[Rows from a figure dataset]
=======

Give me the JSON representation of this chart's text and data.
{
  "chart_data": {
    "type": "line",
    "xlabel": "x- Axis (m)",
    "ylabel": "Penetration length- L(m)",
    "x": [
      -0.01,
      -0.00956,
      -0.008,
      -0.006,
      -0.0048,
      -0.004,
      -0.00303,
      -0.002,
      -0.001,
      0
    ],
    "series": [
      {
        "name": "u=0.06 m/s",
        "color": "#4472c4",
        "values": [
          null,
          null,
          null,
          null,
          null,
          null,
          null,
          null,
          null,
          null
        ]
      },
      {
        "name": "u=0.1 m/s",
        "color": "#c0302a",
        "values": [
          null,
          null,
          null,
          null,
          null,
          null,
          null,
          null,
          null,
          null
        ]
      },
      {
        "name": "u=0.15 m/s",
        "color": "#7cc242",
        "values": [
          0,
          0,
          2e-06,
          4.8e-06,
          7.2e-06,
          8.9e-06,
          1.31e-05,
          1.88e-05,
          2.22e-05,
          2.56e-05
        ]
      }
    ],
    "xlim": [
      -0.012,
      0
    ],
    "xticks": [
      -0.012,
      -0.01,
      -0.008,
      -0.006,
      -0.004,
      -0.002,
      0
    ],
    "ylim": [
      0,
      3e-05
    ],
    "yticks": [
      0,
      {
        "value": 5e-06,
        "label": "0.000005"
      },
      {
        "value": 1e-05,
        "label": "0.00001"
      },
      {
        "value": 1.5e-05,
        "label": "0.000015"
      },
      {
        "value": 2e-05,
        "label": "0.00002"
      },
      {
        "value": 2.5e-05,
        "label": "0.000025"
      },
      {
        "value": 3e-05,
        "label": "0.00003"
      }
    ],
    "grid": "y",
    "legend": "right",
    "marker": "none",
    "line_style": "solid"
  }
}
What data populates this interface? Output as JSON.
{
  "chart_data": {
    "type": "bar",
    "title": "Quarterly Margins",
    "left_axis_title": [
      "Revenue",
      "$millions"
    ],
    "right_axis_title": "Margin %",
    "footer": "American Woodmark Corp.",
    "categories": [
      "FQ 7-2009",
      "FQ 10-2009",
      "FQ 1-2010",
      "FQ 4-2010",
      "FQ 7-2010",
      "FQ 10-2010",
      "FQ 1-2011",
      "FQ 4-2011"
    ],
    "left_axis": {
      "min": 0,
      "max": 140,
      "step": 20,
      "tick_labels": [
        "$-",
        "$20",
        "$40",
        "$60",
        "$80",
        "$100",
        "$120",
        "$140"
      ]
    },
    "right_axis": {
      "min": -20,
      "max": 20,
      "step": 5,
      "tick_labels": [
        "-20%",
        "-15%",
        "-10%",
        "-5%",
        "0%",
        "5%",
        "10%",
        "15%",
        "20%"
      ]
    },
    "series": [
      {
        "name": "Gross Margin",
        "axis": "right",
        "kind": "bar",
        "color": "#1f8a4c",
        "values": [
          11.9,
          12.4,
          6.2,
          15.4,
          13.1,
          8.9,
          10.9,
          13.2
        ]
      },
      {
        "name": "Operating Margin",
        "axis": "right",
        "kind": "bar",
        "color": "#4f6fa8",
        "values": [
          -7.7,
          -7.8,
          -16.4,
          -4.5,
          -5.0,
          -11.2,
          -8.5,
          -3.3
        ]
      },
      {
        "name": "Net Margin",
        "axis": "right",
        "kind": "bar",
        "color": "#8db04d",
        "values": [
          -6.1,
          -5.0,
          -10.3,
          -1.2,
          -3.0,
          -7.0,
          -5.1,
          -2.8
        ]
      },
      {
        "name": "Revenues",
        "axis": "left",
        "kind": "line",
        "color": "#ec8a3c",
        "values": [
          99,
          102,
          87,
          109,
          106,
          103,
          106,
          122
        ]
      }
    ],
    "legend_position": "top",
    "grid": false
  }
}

=======

» Task requirements
Restate the listing in full, word for word.

» Answer
Give me the JSON representation of this chart's text and data.
{
  "chart_data": {
    "type": "line",
    "xlabel": "x- Axis (m)",
    "ylabel": "Penetration length- L(m)",
    "x": [
      -0.01,
      -0.00956,
      -0.008,
      -0.006,
      -0.0048,
      -0.004,
      -0.00303,
      -0.002,
      -0.001,
      0
    ],
    "series": [
      {
        "name": "u=0.06 m/s",
        "color": "#4472c4",
        "values": [
          null,
          null,
          null,
          null,
          null,
          null,
          null,
          null,
          null,
          null
        ]
      },
      {
        "name": "u=0.1 m/s",
        "color": "#c0302a",
        "values": [
          null,
          null,
          null,
          null,
          null,
          null,
          null,
          null,
          null,
          null
        ]
      },
      {
        "name": "u=0.15 m/s",
        "color": "#7cc242",
        "values": [
          0,
          0,
          2e-06,
          4.8e-06,
          7.2e-06,
          8.9e-06,
          1.31e-05,
          1.88e-05,
          2.22e-05,
          2.56e-05
        ]
      }
    ],
    "xlim": [
      -0.012,
      0
    ],
    "xticks": [
      -0.012,
      -0.01,
      -0.008,
      -0.006,
      -0.004,
      -0.002,
      0
    ],
    "ylim": [
      0,
      3e-05
    ],
    "yticks": [
      0,
      {
        "value": 5e-06,
        "label": "0.000005"
      },
      {
        "value": 1e-05,
        "label": "0.00001"
      },
      {
        "value": 1.5e-05,
        "label": "0.000015"
      },
      {
        "value": 2e-05,
        "label": "0.00002"
      },
      {
        "value": 2.5e-05,
        "label": "0.000025"
      },
      {
        "value": 3e-05,
        "label": "0.00003"
      }
    ],
    "grid": "y",
    "legend": "right",
    "marker": "none",
    "line_style": "solid"
  }
}
What data populates this interface? Output as JSON.
{
  "chart_data": {
    "type": "bar",
    "title": "Quarterly Margins",
    "left_axis_title": [
      "Revenue",
      "$millions"
    ],
    "right_axis_title": "Margin %",
    "footer": "American Woodmark Corp.",
    "categories": [
      "FQ 7-2009",
      "FQ 10-2009",
      "FQ 1-2010",
      "FQ 4-2010",
      "FQ 7-2010",
      "FQ 10-2010",
      "FQ 1-2011",
      "FQ 4-2011"
    ],
    "left_axis": {
      "min": 0,
      "max": 140,
      "step": 20,
      "tick_labels": [
        "$-",
        "$20",
        "$40",
        "$60",
        "$80",
        "$100",
        "$120",
        "$140"
      ]
    },
    "right_axis": {
      "min": -20,
      "max": 20,
      "step": 5,
      "tick_labels": [
        "-20%",
        "-15%",
        "-10%",
        "-5%",
        "0%",
        "5%",
        "10%",
        "15%",
        "20%"
      ]
    },
    "series": [
      {
        "name": "Gross Margin",
        "axis": "right",
        "kind": "bar",
        "color": "#1f8a4c",
        "values": [
          11.9,
          12.4,
          6.2,
          15.4,
          13.1,
          8.9,
          10.9,
          13.2
        ]
      },
      {
        "name": "Operating Margin",
        "axis": "right",
        "kind": "bar",
        "color": "#4f6fa8",
        "values": [
          -7.7,
          -7.8,
          -16.4,
          -4.5,
          -5.0,
          -11.2,
          -8.5,
          -3.3
        ]
      },
      {
        "name": "Net Margin",
        "axis": "right",
        "kind": "bar",
        "color": "#8db04d",
        "values": [
          -6.1,
          -5.0,
          -10.3,
          -1.2,
          -3.0,
          -7.0,
          -5.1,
          -2.8
        ]
      },
      {
        "name": "Revenues",
        "axis": "left",
        "kind": "line",
        "color": "#ec8a3c",
        "values": [
          99,
          102,
          87,
          109,
          106,
          103,
          106,
          122
        ]
      }
    ],
    "legend_position": "top",
    "grid": false
  }
}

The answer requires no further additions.